▶ [Exercise directions]: Convert every line of the listing below into a Markdown table with the columns "Row" and "Entry", numbering the rows and skipping any blank lines.

------

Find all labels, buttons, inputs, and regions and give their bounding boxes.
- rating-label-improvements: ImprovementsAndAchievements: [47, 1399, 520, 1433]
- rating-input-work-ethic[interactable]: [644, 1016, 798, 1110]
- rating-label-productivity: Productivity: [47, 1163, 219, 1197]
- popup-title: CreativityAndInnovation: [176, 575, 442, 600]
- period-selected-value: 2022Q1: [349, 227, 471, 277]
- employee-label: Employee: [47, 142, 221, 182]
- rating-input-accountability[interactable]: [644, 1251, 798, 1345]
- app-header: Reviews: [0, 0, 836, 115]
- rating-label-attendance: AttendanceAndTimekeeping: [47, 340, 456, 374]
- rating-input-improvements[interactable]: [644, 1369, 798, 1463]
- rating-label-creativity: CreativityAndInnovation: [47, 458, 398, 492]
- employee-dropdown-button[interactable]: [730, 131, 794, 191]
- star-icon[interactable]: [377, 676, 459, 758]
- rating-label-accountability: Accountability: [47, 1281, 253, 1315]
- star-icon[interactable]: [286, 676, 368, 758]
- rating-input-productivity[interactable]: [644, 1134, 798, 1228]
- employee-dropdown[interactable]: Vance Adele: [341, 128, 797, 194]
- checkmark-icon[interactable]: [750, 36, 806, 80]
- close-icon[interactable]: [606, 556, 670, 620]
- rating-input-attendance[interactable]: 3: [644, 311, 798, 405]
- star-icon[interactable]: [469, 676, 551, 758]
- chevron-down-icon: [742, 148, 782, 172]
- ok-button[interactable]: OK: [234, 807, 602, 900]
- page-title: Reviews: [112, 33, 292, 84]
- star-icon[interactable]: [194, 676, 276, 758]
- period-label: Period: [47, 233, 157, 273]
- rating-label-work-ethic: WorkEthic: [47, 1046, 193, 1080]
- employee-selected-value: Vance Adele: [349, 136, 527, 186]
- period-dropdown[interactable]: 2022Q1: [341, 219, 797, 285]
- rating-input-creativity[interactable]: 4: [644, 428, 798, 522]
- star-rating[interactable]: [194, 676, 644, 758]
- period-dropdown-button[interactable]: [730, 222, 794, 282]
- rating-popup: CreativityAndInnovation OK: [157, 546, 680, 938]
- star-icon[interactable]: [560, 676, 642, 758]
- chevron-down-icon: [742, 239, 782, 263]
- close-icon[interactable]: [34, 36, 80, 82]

------

▶ [Exercise solution]:
| Row | Entry |
|---|---|
| 1 | Find all labels, buttons, inputs, and regions and give their bounding boxes. |
| 2 | - rating-label-improvements: ImprovementsAndAchievements: [47, 1399, 520, 1433] |
| 3 | - rating-input-work-ethic[interactable]: [644, 1016, 798, 1110] |
| 4 | - rating-label-productivity: Productivity: [47, 1163, 219, 1197] |
| 5 | - popup-title: CreativityAndInnovation: [176, 575, 442, 600] |
| 6 | - period-selected-value: 2022Q1: [349, 227, 471, 277] |
| 7 | - employee-label: Employee: [47, 142, 221, 182] |
| 8 | - rating-input-accountability[interactable]: [644, 1251, 798, 1345] |
| 9 | - app-header: Reviews: [0, 0, 836, 115] |
| 10 | - rating-label-attendance: AttendanceAndTimekeeping: [47, 340, 456, 374] |
| 11 | - rating-input-improvements[interactable]: [644, 1369, 798, 1463] |
| 12 | - rating-label-creativity: CreativityAndInnovation: [47, 458, 398, 492] |
| 13 | - employee-dropdown-button[interactable]: [730, 131, 794, 191] |
| 14 | - star-icon[interactable]: [377, 676, 459, 758] |
| 15 | - rating-label-accountability: Accountability: [47, 1281, 253, 1315] |
| 16 | - star-icon[interactable]: [286, 676, 368, 758] |
| 17 | - rating-input-productivity[interactable]: [644, 1134, 798, 1228] |
| 18 | - employee-dropdown[interactable]: Vance Adele: [341, 128, 797, 194] |
| 19 | - checkmark-icon[interactable]: [750, 36, 806, 80] |
| 20 | - close-icon[interactable]: [606, 556, 670, 620] |
| 21 | - rating-input-attendance[interactable]: 3: [644, 311, 798, 405] |
| 22 | - star-icon[interactable]: [469, 676, 551, 758] |
| 23 | - chevron-down-icon: [742, 148, 782, 172] |
| 24 | - ok-button[interactable]: OK: [234, 807, 602, 900] |
| 25 | - page-title: Reviews: [112, 33, 292, 84] |
| 26 | - star-icon[interactable]: [194, 676, 276, 758] |
| 27 | - period-label: Period: [47, 233, 157, 273] |
| 28 | - rating-label-work-ethic: WorkEthic: [47, 1046, 193, 1080] |
| 29 | - employee-selected-value: Vance Adele: [349, 136, 527, 186] |
| 30 | - period-dropdown[interactable]: 2022Q1: [341, 219, 797, 285] |
| 31 | - rating-input-creativity[interactable]: 4: [644, 428, 798, 522] |
| 32 | - star-rating[interactable]: [194, 676, 644, 758] |
| 33 | - period-dropdown-button[interactable]: [730, 222, 794, 282] |
| 34 | - rating-popup: CreativityAndInnovation OK: [157, 546, 680, 938] |
| 35 | - star-icon[interactable]: [560, 676, 642, 758] |
| 36 | - chevron-down-icon: [742, 239, 782, 263] |
| 37 | - close-icon[interactable]: [34, 36, 80, 82] |